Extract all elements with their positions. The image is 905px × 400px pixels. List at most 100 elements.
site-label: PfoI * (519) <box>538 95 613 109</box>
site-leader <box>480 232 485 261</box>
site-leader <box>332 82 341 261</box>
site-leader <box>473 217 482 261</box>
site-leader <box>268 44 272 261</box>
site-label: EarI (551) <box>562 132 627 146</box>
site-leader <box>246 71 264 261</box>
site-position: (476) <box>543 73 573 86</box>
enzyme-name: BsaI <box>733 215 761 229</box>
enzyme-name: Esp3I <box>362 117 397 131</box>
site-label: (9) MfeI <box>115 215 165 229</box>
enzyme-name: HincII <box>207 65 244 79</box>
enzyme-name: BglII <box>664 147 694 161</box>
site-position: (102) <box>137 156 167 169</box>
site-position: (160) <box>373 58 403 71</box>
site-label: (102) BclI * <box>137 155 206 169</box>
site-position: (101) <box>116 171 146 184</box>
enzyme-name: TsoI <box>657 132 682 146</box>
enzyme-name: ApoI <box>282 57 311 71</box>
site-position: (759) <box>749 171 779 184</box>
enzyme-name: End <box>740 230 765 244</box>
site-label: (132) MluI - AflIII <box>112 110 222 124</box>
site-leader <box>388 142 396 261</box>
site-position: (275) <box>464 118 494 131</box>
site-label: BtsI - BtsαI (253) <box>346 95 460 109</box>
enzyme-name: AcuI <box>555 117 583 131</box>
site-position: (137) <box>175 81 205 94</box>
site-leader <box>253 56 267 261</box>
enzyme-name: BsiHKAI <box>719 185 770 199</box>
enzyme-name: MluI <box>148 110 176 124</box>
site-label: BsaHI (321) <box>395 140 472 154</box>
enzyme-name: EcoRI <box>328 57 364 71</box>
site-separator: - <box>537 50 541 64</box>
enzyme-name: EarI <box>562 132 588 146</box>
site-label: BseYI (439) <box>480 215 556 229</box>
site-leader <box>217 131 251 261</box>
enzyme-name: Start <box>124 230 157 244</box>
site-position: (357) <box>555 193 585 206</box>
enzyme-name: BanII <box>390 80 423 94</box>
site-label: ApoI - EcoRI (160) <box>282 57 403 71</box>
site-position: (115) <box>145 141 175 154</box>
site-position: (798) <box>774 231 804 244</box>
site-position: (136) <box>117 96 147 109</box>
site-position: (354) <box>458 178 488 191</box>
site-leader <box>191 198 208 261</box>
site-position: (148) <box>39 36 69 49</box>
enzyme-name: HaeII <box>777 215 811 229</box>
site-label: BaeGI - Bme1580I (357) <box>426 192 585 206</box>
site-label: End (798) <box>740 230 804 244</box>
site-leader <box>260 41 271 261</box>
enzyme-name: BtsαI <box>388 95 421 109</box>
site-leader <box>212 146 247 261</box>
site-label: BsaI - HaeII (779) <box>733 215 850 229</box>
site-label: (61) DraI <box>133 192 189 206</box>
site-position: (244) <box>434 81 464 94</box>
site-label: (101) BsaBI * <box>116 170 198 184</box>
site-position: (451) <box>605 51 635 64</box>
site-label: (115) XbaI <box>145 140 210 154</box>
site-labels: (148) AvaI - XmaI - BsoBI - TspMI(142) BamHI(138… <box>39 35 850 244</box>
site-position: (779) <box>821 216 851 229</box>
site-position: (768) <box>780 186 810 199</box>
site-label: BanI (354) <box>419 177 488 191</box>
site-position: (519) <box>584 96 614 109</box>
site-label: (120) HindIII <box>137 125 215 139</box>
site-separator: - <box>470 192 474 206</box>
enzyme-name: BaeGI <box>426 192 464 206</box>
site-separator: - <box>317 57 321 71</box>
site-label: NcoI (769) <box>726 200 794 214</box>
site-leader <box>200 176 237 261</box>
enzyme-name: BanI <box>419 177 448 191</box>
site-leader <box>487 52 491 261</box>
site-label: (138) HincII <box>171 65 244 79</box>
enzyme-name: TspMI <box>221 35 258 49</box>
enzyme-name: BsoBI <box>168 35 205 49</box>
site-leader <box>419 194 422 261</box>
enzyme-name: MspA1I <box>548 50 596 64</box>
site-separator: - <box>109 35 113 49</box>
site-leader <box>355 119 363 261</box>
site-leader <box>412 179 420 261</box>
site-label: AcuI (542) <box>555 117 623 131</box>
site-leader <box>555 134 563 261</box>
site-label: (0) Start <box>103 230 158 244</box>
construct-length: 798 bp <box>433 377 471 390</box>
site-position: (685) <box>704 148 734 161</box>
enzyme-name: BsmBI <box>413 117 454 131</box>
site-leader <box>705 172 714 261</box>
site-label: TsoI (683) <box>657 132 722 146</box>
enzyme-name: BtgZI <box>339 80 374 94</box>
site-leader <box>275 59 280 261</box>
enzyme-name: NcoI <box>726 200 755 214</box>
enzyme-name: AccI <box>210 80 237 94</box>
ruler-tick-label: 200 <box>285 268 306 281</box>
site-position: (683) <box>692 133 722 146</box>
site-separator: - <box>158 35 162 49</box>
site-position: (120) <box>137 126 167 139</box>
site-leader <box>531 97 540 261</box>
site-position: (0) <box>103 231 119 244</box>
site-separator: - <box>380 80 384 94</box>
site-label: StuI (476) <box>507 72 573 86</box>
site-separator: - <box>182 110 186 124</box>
--
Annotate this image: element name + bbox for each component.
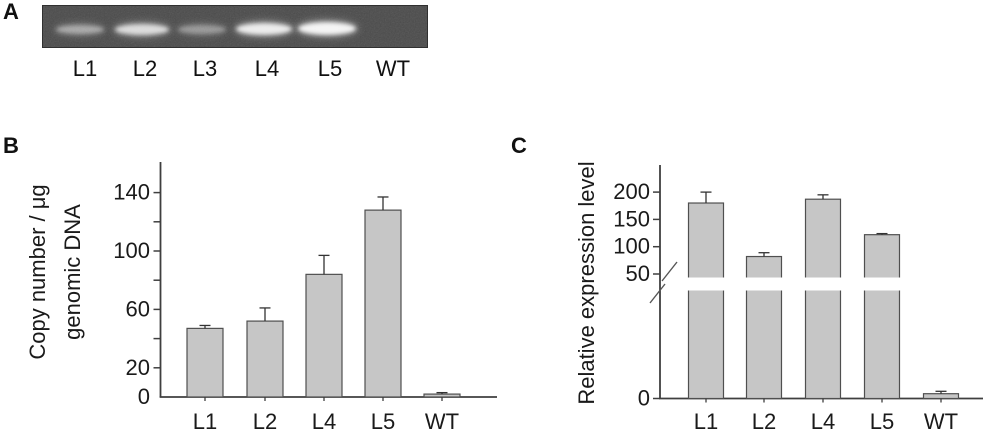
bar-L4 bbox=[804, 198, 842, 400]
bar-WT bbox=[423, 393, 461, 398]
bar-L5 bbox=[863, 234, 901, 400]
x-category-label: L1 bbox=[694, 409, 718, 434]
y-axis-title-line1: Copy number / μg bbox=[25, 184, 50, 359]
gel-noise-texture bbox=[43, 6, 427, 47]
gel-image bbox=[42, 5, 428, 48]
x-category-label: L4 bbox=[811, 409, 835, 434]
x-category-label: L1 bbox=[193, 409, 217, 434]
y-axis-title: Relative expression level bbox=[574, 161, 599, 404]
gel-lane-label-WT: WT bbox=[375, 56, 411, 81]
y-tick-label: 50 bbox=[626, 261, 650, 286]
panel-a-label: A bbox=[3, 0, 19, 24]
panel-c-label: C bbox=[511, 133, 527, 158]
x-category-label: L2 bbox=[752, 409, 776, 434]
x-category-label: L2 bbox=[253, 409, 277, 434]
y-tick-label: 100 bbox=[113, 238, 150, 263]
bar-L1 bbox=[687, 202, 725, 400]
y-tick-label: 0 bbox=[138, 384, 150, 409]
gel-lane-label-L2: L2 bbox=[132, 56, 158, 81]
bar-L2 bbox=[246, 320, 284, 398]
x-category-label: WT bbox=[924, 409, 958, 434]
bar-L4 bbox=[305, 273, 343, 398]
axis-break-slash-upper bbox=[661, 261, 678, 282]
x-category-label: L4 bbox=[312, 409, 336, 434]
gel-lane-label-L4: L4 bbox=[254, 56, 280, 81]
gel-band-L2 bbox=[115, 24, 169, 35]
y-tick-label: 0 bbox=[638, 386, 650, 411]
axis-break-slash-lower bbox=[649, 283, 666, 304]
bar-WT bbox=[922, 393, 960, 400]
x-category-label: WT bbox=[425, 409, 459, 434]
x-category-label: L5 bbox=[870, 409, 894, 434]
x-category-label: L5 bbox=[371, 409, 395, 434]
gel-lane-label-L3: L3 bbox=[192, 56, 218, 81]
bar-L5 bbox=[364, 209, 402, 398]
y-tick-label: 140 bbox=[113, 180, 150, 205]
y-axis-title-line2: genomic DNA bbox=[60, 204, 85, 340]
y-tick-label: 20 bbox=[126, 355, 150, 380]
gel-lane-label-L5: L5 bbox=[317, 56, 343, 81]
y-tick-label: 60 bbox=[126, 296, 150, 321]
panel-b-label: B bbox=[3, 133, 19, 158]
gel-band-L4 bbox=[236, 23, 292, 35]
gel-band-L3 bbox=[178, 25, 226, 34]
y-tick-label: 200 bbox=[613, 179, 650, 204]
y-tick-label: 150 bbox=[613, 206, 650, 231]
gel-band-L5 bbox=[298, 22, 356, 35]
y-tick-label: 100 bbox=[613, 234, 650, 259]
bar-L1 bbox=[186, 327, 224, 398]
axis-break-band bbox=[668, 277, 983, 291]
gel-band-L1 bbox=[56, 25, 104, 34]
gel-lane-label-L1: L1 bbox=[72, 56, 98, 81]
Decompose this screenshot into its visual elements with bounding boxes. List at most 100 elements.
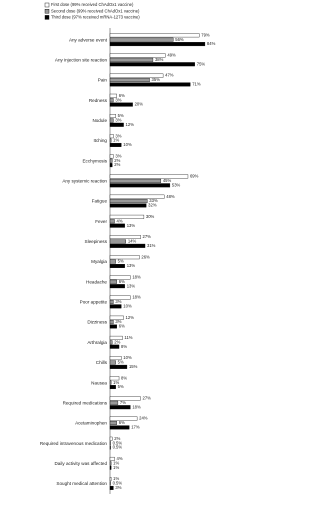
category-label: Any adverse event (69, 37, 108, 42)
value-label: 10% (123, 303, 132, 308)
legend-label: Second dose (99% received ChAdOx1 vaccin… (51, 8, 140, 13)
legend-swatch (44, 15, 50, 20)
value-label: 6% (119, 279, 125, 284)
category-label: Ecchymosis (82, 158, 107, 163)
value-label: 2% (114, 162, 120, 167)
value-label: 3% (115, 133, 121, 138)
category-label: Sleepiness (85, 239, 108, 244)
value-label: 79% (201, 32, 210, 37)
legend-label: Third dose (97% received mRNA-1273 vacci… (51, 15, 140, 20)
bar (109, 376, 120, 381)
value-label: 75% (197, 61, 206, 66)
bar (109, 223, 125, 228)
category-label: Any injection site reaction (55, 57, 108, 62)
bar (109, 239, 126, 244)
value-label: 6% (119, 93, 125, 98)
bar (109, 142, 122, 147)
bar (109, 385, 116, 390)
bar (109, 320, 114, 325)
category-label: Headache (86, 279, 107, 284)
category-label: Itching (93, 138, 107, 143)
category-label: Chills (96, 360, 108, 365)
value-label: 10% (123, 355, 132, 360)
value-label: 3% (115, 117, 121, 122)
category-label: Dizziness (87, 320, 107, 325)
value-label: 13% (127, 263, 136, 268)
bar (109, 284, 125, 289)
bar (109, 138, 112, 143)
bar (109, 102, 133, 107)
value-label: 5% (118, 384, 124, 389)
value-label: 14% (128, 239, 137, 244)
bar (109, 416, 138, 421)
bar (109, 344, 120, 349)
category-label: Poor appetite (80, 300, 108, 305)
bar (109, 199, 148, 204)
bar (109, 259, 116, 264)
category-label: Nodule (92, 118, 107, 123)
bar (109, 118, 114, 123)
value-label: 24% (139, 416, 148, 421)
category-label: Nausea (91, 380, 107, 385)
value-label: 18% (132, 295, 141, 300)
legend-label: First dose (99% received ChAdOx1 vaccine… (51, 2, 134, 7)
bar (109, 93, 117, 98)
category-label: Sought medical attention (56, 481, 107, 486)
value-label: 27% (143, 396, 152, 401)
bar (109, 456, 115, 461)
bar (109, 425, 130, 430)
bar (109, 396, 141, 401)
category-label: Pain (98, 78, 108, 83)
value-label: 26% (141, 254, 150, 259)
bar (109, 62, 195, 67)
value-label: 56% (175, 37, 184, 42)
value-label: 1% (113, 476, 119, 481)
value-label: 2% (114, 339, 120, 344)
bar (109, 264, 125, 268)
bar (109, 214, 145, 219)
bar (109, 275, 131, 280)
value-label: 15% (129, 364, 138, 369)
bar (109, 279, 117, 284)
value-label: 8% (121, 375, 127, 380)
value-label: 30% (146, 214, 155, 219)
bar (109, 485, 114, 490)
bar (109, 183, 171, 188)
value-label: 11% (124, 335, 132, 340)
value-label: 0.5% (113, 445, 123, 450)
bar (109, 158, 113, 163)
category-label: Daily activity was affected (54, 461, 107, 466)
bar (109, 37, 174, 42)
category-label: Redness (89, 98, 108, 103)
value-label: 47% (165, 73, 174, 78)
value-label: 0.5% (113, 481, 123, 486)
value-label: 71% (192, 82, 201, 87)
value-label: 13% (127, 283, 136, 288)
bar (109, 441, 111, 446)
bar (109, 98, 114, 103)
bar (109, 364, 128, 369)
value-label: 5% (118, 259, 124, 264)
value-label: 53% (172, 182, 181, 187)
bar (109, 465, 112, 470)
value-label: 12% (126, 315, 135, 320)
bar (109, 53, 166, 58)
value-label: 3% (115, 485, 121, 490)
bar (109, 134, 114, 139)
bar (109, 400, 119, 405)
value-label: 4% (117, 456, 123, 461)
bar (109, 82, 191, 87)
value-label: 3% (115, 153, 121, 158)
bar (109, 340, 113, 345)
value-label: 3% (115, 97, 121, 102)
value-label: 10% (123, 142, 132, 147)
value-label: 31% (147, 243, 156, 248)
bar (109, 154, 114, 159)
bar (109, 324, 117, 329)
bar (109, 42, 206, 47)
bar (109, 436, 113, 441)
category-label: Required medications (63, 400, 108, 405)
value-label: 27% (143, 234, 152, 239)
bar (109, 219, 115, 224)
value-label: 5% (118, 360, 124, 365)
--
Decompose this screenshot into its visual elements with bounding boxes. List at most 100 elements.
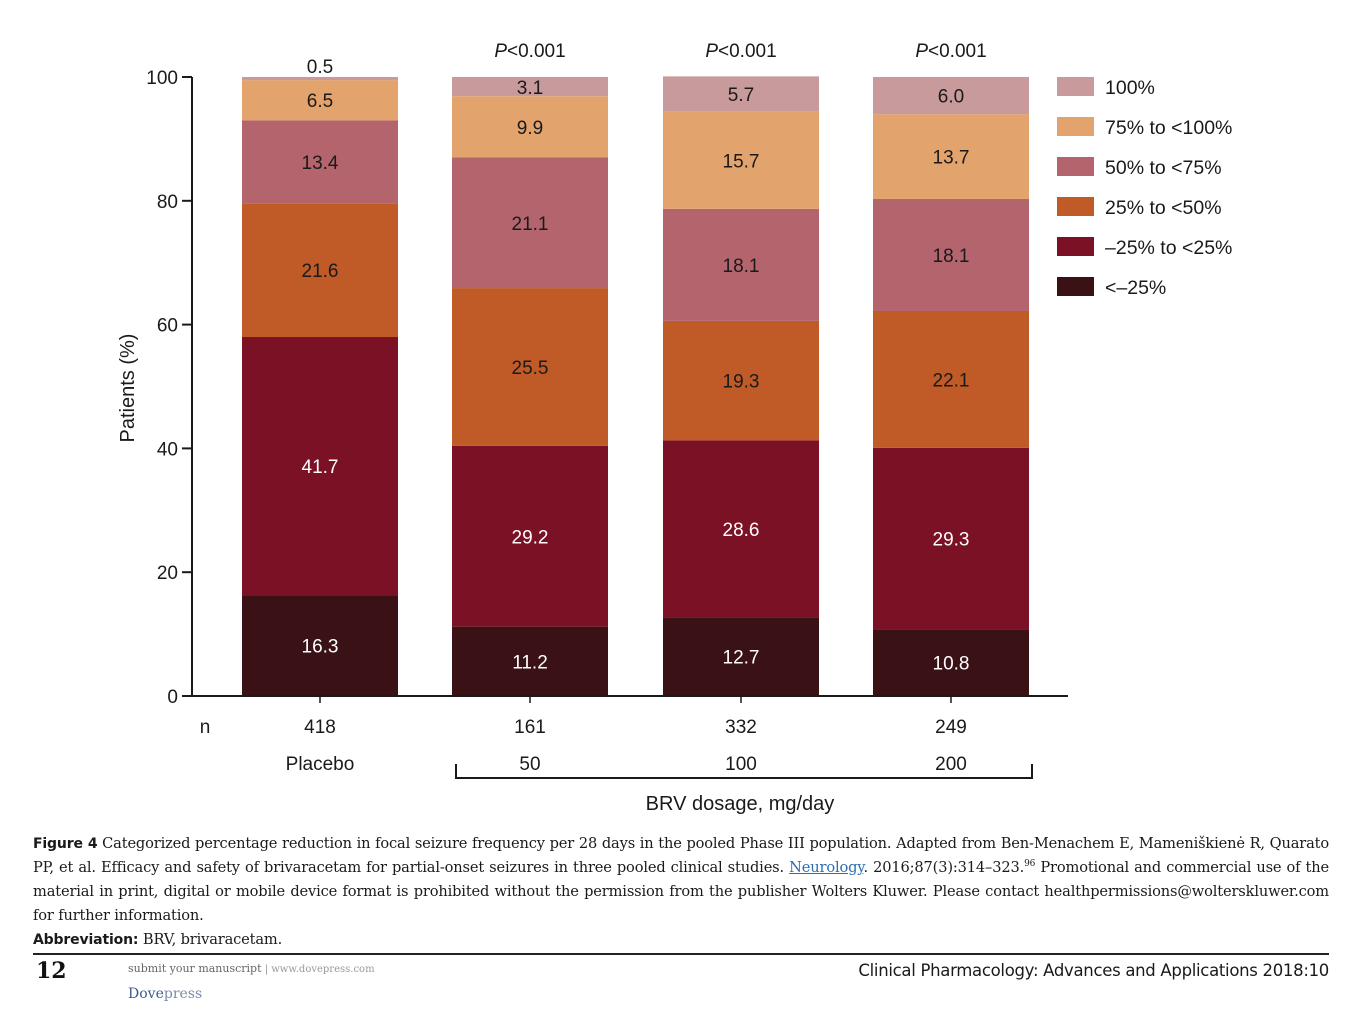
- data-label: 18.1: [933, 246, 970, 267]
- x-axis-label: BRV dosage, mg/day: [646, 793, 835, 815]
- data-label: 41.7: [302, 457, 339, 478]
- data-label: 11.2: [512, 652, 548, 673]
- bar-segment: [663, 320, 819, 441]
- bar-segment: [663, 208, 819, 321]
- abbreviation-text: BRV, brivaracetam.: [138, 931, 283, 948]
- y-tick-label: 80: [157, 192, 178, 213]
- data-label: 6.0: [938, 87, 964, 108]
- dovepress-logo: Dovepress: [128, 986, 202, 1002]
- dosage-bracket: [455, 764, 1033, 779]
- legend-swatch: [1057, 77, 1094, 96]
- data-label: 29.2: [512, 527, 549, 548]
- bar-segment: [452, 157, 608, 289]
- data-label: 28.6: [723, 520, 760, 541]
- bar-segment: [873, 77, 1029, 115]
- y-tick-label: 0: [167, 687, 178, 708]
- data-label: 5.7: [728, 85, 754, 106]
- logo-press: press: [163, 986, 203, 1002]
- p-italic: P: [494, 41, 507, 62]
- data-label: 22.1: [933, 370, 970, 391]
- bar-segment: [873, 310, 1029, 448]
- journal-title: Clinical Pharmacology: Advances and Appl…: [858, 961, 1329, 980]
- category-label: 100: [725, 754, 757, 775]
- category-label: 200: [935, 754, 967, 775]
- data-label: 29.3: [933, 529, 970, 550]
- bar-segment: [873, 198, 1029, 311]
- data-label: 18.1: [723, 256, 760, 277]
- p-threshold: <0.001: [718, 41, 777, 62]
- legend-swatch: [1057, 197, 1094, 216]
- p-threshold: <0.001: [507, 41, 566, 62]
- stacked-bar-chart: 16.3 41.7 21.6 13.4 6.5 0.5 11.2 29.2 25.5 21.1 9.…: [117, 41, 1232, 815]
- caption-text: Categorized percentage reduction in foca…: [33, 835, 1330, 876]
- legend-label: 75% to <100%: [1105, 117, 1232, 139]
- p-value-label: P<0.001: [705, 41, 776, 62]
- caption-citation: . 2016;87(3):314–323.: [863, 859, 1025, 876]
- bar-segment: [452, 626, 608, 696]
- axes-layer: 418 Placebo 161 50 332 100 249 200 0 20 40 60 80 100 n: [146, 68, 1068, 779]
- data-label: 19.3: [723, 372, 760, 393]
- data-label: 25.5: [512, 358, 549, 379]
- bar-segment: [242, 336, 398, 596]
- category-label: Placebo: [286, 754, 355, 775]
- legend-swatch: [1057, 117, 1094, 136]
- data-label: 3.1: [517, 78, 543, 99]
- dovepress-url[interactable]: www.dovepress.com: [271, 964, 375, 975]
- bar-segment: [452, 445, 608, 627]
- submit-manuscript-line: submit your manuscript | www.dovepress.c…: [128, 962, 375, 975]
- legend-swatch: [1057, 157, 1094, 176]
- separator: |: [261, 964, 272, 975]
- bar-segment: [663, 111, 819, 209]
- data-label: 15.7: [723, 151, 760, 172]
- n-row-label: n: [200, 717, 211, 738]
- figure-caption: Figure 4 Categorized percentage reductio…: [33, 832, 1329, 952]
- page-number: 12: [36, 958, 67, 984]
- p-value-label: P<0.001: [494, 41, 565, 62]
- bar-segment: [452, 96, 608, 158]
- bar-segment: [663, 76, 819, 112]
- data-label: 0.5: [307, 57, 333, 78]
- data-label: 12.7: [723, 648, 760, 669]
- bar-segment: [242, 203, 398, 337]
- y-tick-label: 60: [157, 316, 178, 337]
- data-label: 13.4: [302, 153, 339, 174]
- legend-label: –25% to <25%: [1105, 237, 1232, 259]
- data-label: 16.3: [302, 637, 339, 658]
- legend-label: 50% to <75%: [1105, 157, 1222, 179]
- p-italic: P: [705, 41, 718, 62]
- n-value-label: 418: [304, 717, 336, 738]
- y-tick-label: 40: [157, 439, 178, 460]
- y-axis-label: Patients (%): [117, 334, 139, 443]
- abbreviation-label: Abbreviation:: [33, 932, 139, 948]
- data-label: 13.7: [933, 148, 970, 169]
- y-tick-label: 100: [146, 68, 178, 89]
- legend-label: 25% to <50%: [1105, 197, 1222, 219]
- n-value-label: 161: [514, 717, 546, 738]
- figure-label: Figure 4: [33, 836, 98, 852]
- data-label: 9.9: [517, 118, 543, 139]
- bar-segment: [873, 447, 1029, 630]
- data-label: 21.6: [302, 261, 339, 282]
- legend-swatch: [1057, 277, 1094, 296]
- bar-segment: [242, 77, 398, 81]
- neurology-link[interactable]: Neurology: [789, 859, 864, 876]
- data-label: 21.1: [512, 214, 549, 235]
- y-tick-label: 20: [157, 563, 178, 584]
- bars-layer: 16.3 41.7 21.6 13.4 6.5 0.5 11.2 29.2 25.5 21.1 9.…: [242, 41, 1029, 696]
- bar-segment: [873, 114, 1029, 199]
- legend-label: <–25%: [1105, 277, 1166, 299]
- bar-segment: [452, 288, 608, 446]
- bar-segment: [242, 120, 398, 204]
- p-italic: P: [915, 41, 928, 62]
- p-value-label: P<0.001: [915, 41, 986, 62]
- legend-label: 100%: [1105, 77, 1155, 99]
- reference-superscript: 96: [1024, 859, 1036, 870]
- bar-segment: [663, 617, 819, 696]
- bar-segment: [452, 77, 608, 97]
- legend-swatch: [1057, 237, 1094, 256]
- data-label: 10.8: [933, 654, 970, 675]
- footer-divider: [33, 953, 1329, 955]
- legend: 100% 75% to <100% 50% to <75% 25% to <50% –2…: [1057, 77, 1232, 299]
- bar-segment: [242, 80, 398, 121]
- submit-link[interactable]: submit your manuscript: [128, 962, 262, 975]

AIM OF THE EXERCISE -
The expected answer holds each line from the listing above where the string "HaeII" is present.

SOLUTION FOR THIS TASK -
enzyme-name: HaeII <box>777 215 811 229</box>
site-label: BsaI - HaeII (779) <box>733 215 850 229</box>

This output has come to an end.